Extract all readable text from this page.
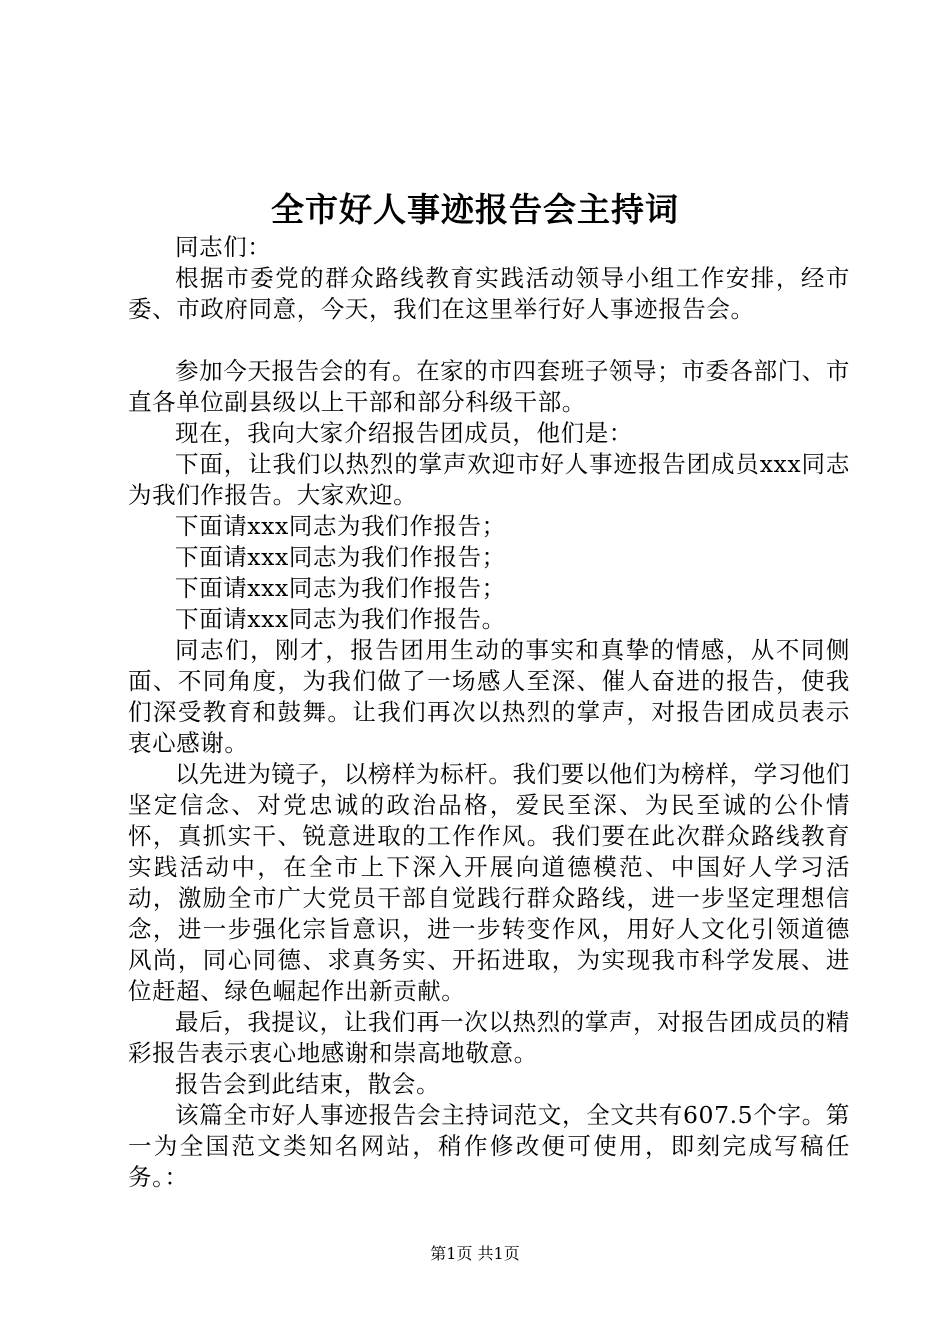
全市好人事迹报告会主持词

同志们：

根据市委党的群众路线教育实践活动领导小组工作安排，经市委、市政府同意，今天，我们在这里举行好人事迹报告会。

参加今天报告会的有。在家的市四套班子领导；市委各部门、市直各单位副县级以上干部和部分科级干部。

现在，我向大家介绍报告团成员，他们是：

下面，让我们以热烈的掌声欢迎市好人事迹报告团成员xxx同志为我们作报告。大家欢迎。

下面请xxx同志为我们作报告；

下面请xxx同志为我们作报告；

下面请xxx同志为我们作报告；

下面请xxx同志为我们作报告。

同志们，刚才，报告团用生动的事实和真挚的情感，从不同侧面、不同角度，为我们做了一场感人至深、催人奋进的报告，使我们深受教育和鼓舞。让我们再次以热烈的掌声，对报告团成员表示衷心感谢。

以先进为镜子，以榜样为标杆。我们要以他们为榜样，学习他们坚定信念、对党忠诚的政治品格，爱民至深、为民至诚的公仆情怀，真抓实干、锐意进取的工作作风。我们要在此次群众路线教育实践活动中，在全市上下深入开展向道德模范、中国好人学习活动，激励全市广大党员干部自觉践行群众路线，进一步坚定理想信念，进一步强化宗旨意识，进一步转变作风，用好人文化引领道德风尚，同心同德、求真务实、开拓进取，为实现我市科学发展、进位赶超、绿色崛起作出新贡献。

最后，我提议，让我们再一次以热烈的掌声，对报告团成员的精彩报告表示衷心地感谢和崇高地敬意。

报告会到此结束，散会。

该篇全市好人事迹报告会主持词范文，全文共有607.5个字。第一为全国范文类知名网站，稍作修改便可使用，即刻完成写稿任务。：

第1页 共1页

• • • •

> _EXERCISE OBJECTIVE_:
Could you repeat all of the material exactly? Pictures should not be copied.

> _FINISHED ANSWER_:
Extract all readable text from this page.
全市好人事迹报告会主持词

同志们：

根据市委党的群众路线教育实践活动领导小组工作安排，经市委、市政府同意，今天，我们在这里举行好人事迹报告会。

参加今天报告会的有。在家的市四套班子领导；市委各部门、市直各单位副县级以上干部和部分科级干部。

现在，我向大家介绍报告团成员，他们是：

下面，让我们以热烈的掌声欢迎市好人事迹报告团成员xxx同志为我们作报告。大家欢迎。

下面请xxx同志为我们作报告；

下面请xxx同志为我们作报告；

下面请xxx同志为我们作报告；

下面请xxx同志为我们作报告。

同志们，刚才，报告团用生动的事实和真挚的情感，从不同侧面、不同角度，为我们做了一场感人至深、催人奋进的报告，使我们深受教育和鼓舞。让我们再次以热烈的掌声，对报告团成员表示衷心感谢。

以先进为镜子，以榜样为标杆。我们要以他们为榜样，学习他们坚定信念、对党忠诚的政治品格，爱民至深、为民至诚的公仆情怀，真抓实干、锐意进取的工作作风。我们要在此次群众路线教育实践活动中，在全市上下深入开展向道德模范、中国好人学习活动，激励全市广大党员干部自觉践行群众路线，进一步坚定理想信念，进一步强化宗旨意识，进一步转变作风，用好人文化引领道德风尚，同心同德、求真务实、开拓进取，为实现我市科学发展、进位赶超、绿色崛起作出新贡献。

最后，我提议，让我们再一次以热烈的掌声，对报告团成员的精彩报告表示衷心地感谢和崇高地敬意。

报告会到此结束，散会。

该篇全市好人事迹报告会主持词范文，全文共有607.5个字。第一为全国范文类知名网站，稍作修改便可使用，即刻完成写稿任务。：

第1页 共1页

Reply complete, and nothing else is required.